## [Written request]
Sort through the entries below and pull out lines containing the word "яичников".

## [Listed records]
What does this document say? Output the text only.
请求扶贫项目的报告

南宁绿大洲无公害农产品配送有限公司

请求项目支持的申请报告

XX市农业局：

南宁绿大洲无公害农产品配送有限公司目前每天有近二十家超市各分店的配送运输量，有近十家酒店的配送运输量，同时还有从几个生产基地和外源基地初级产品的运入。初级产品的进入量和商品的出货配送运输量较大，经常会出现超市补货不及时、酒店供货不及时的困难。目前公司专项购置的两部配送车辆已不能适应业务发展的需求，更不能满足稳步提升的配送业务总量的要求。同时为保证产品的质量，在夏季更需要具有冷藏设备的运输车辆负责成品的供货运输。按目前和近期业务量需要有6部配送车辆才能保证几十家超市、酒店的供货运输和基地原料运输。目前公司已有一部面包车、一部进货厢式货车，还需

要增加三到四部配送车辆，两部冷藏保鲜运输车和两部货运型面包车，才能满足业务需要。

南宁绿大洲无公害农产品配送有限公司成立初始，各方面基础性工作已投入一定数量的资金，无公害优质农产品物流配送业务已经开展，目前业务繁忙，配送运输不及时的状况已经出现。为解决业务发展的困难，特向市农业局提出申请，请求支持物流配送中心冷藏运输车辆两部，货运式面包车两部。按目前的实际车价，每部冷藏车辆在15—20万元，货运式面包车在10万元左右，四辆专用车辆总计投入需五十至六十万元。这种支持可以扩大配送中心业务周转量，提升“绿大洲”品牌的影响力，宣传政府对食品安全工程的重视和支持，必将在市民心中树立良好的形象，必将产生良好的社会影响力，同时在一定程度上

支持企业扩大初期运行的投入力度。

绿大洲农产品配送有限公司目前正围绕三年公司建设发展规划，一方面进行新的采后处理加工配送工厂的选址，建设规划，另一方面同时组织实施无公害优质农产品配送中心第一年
* * *
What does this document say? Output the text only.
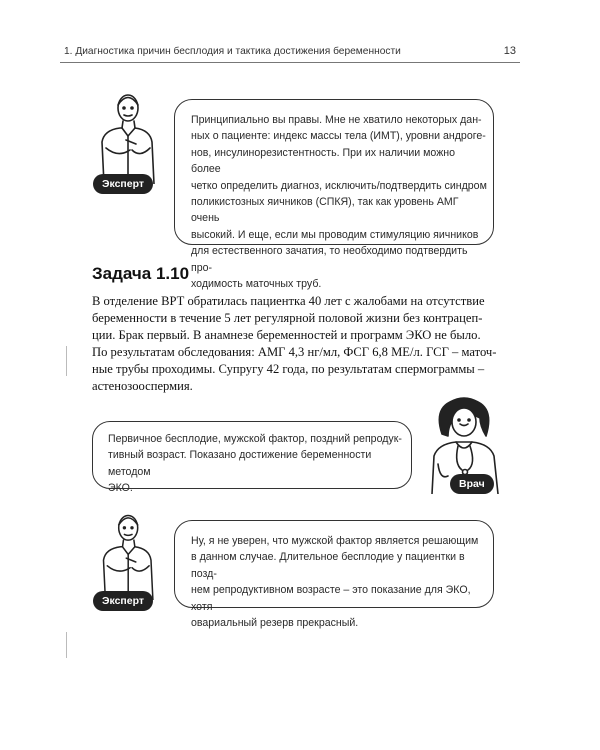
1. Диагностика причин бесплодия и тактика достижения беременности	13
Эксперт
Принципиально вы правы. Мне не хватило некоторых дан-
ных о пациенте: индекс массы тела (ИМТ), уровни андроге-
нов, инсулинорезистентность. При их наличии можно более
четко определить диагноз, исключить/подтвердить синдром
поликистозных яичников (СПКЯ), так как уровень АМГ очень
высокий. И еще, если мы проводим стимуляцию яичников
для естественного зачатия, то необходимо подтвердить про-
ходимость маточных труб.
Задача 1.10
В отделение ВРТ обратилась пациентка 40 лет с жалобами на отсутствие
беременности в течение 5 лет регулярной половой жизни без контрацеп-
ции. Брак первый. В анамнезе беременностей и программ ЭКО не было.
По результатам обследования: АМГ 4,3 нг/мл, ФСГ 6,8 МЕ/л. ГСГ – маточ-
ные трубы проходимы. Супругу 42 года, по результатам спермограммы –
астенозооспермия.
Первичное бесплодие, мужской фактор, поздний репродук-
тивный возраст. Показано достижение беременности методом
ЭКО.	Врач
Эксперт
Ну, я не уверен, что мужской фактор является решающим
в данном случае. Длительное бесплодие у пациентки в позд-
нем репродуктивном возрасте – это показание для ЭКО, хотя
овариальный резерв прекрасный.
---
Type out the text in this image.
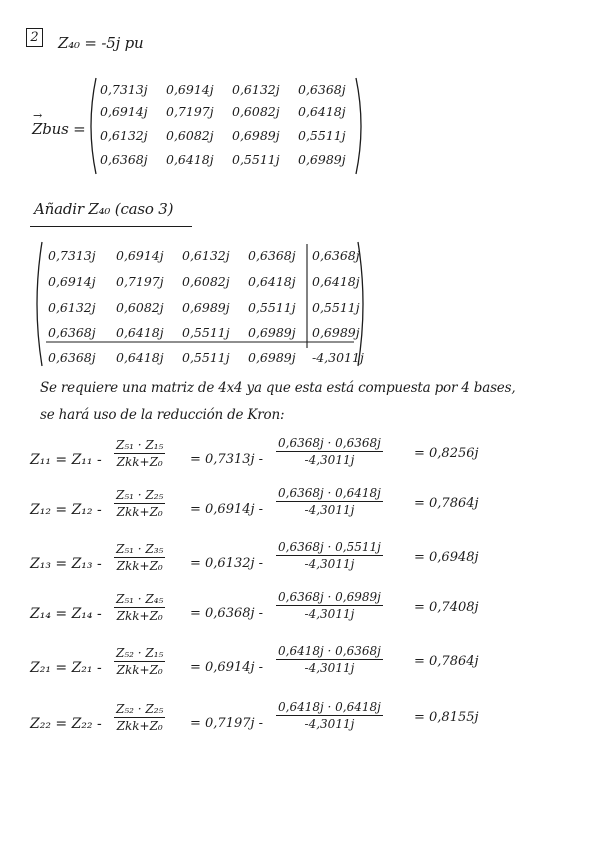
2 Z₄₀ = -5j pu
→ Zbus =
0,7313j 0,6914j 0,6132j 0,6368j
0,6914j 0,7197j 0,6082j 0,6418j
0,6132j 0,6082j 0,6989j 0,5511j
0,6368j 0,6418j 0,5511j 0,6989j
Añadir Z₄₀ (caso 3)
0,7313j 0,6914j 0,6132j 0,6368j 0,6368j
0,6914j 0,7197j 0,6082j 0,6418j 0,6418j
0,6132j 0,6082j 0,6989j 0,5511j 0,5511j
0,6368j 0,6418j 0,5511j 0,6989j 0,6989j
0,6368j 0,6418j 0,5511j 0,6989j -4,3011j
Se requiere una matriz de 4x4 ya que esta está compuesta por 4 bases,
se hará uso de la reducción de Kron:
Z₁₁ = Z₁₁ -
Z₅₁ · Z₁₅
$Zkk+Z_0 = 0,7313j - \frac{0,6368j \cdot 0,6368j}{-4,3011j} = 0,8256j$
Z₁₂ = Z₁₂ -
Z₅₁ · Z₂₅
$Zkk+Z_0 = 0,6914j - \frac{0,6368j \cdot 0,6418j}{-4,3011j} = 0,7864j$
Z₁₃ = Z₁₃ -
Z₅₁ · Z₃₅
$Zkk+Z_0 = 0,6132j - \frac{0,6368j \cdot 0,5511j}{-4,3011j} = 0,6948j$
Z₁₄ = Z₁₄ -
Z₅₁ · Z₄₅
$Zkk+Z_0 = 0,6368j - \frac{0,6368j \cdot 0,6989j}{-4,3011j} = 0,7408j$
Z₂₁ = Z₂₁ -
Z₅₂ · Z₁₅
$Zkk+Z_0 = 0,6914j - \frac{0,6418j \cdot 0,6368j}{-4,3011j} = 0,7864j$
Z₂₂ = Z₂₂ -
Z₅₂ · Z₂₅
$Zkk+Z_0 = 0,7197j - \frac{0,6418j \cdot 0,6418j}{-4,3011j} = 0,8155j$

## [Solution below]
поликистозных яичников (СПКЯ), так как уровень АМГ очень
высокий. И еще, если мы проводим стимуляцию яичников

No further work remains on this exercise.